**GIVEN DATA**
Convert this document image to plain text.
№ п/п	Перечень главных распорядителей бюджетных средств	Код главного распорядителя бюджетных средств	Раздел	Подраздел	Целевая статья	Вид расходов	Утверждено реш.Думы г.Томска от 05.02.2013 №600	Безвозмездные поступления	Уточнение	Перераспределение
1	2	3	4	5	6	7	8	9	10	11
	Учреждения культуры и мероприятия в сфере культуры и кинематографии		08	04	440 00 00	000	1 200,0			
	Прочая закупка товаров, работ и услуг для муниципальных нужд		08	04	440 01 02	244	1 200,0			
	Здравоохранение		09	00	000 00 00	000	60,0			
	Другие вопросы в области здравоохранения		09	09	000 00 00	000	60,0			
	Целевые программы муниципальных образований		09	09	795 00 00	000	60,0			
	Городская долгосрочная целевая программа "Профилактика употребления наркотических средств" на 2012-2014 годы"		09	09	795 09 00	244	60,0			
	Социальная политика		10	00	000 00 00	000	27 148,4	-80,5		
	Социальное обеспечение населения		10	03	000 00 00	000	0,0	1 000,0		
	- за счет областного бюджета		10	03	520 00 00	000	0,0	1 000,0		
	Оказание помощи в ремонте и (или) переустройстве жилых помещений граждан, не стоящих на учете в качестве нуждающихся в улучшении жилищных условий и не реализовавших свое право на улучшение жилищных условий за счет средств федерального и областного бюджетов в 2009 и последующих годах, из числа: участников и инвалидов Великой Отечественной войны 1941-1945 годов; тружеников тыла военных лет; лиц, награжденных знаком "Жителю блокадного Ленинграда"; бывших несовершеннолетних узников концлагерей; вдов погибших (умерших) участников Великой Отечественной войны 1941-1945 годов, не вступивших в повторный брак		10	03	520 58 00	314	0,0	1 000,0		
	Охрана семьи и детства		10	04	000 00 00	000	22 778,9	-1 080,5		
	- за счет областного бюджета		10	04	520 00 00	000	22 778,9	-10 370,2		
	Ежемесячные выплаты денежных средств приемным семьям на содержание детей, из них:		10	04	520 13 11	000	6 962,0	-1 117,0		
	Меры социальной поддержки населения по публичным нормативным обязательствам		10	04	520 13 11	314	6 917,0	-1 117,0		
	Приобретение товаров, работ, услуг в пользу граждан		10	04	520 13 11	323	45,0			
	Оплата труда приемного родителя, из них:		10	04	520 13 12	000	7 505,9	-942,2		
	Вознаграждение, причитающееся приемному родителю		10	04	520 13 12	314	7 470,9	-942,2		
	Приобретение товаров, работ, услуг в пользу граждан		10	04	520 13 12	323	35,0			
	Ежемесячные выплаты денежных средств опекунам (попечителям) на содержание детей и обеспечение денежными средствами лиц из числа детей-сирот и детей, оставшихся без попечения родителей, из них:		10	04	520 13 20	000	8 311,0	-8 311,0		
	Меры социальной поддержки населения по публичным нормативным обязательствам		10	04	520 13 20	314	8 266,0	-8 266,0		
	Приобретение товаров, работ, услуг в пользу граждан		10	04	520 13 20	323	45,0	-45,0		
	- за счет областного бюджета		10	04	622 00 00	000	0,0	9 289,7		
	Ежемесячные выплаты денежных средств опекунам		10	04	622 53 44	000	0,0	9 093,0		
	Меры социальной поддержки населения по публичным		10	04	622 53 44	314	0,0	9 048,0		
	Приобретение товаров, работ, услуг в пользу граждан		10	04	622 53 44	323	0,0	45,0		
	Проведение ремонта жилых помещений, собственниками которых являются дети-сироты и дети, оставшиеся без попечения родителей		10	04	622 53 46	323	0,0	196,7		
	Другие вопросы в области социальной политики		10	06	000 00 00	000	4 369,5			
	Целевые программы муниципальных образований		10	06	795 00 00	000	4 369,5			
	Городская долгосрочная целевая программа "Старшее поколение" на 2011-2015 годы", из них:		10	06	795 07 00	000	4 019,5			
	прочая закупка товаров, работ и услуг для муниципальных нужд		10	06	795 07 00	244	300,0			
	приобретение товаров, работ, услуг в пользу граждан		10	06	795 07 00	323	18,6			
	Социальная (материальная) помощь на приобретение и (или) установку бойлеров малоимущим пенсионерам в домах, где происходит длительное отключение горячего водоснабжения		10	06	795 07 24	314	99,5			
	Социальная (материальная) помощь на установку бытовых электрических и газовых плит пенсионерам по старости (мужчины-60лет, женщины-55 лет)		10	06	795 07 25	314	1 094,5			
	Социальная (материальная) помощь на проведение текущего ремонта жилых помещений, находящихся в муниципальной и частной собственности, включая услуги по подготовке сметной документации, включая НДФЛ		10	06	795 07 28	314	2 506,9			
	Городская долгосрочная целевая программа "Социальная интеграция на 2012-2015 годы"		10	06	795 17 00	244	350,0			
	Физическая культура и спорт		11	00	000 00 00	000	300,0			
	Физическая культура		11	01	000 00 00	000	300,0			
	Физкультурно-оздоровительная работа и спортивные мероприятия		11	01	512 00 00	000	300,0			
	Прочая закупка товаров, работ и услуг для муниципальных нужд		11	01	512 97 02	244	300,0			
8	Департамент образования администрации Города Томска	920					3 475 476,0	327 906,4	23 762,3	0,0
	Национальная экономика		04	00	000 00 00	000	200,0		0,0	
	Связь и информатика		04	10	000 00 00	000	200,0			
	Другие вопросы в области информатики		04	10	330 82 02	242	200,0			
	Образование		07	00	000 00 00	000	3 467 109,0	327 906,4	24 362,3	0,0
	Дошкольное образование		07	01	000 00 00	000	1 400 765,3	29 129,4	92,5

**GOAL**
Using the data above, return each line exactly as written.

**REPLY**
Convert this document image to plain text.
№ п/п	Перечень главных распорядителей бюджетных средств	Код главного распорядителя бюджетных средств	Раздел	Подраздел	Целевая статья	Вид расходов	Утверждено реш.Думы г.Томска от 05.02.2013 №600	Безвозмездные поступления	Уточнение	Перераспределение
1	2	3	4	5	6	7	8	9	10	11
	Учреждения культуры и мероприятия в сфере культуры и кинематографии		08	04	440 00 00	000	1 200,0			
	Прочая закупка товаров, работ и услуг для муниципальных нужд		08	04	440 01 02	244	1 200,0			
	Здравоохранение		09	00	000 00 00	000	60,0			
	Другие вопросы в области здравоохранения		09	09	000 00 00	000	60,0			
	Целевые программы муниципальных образований		09	09	795 00 00	000	60,0			
	Городская долгосрочная целевая программа "Профилактика употребления наркотических средств" на 2012-2014 годы"		09	09	795 09 00	244	60,0			
	Социальная политика		10	00	000 00 00	000	27 148,4	-80,5		
	Социальное обеспечение населения		10	03	000 00 00	000	0,0	1 000,0		
	- за счет областного бюджета		10	03	520 00 00	000	0,0	1 000,0		
	Оказание помощи в ремонте и (или) переустройстве жилых помещений граждан, не стоящих на учете в качестве нуждающихся в улучшении жилищных условий и не реализовавших свое право на улучшение жилищных условий за счет средств федерального и областного бюджетов в 2009 и последующих годах, из числа: участников и инвалидов Великой Отечественной войны 1941-1945 годов; тружеников тыла военных лет; лиц, награжденных знаком "Жителю блокадного Ленинграда"; бывших несовершеннолетних узников концлагерей; вдов погибших (умерших) участников Великой Отечественной войны 1941-1945 годов, не вступивших в повторный брак		10	03	520 58 00	314	0,0	1 000,0		
	Охрана семьи и детства		10	04	000 00 00	000	22 778,9	-1 080,5		
	- за счет областного бюджета		10	04	520 00 00	000	22 778,9	-10 370,2		
	Ежемесячные выплаты денежных средств приемным семьям на содержание детей, из них:		10	04	520 13 11	000	6 962,0	-1 117,0		
	Меры социальной поддержки населения по публичным нормативным обязательствам		10	04	520 13 11	314	6 917,0	-1 117,0		
	Приобретение товаров, работ, услуг в пользу граждан		10	04	520 13 11	323	45,0			
	Оплата труда приемного родителя, из них:		10	04	520 13 12	000	7 505,9	-942,2		
	Вознаграждение, причитающееся приемному родителю		10	04	520 13 12	314	7 470,9	-942,2		
	Приобретение товаров, работ, услуг в пользу граждан		10	04	520 13 12	323	35,0			
	Ежемесячные выплаты денежных средств опекунам (попечителям) на содержание детей и обеспечение денежными средствами лиц из числа детей-сирот и детей, оставшихся без попечения родителей, из них:		10	04	520 13 20	000	8 311,0	-8 311,0		
	Меры социальной поддержки населения по публичным нормативным обязательствам		10	04	520 13 20	314	8 266,0	-8 266,0		
	Приобретение товаров, работ, услуг в пользу граждан		10	04	520 13 20	323	45,0	-45,0		
	- за счет областного бюджета		10	04	622 00 00	000	0,0	9 289,7		
	Ежемесячные выплаты денежных средств опекунам		10	04	622 53 44	000	0,0	9 093,0		
	Меры социальной поддержки населения по публичным		10	04	622 53 44	314	0,0	9 048,0		
	Приобретение товаров, работ, услуг в пользу граждан		10	04	622 53 44	323	0,0	45,0		
	Проведение ремонта жилых помещений, собственниками которых являются дети-сироты и дети, оставшиеся без попечения родителей		10	04	622 53 46	323	0,0	196,7		
	Другие вопросы в области социальной политики		10	06	000 00 00	000	4 369,5			
	Целевые программы муниципальных образований		10	06	795 00 00	000	4 369,5			
	Городская долгосрочная целевая программа "Старшее поколение" на 2011-2015 годы", из них:		10	06	795 07 00	000	4 019,5			
	прочая закупка товаров, работ и услуг для муниципальных нужд		10	06	795 07 00	244	300,0			
	приобретение товаров, работ, услуг в пользу граждан		10	06	795 07 00	323	18,6			
	Социальная (материальная) помощь на приобретение и (или) установку бойлеров малоимущим пенсионерам в домах, где происходит длительное отключение горячего водоснабжения		10	06	795 07 24	314	99,5			
	Социальная (материальная) помощь на установку бытовых электрических и газовых плит пенсионерам по старости (мужчины-60лет, женщины-55 лет)		10	06	795 07 25	314	1 094,5			
	Социальная (материальная) помощь на проведение текущего ремонта жилых помещений, находящихся в муниципальной и частной собственности, включая услуги по подготовке сметной документации, включая НДФЛ		10	06	795 07 28	314	2 506,9			
	Городская долгосрочная целевая программа "Социальная интеграция на 2012-2015 годы"		10	06	795 17 00	244	350,0			
	Физическая культура и спорт		11	00	000 00 00	000	300,0			
	Физическая культура		11	01	000 00 00	000	300,0			
	Физкультурно-оздоровительная работа и спортивные мероприятия		11	01	512 00 00	000	300,0			
	Прочая закупка товаров, работ и услуг для муниципальных нужд		11	01	512 97 02	244	300,0			
8	Департамент образования администрации Города Томска	920					3 475 476,0	327 906,4	23 762,3	0,0
	Национальная экономика		04	00	000 00 00	000	200,0		0,0	
	Связь и информатика		04	10	000 00 00	000	200,0			
	Другие вопросы в области информатики		04	10	330 82 02	242	200,0			
	Образование		07	00	000 00 00	000	3 467 109,0	327 906,4	24 362,3	0,0
	Дошкольное образование		07	01	000 00 00	000	1 400 765,3	29 129,4	92,5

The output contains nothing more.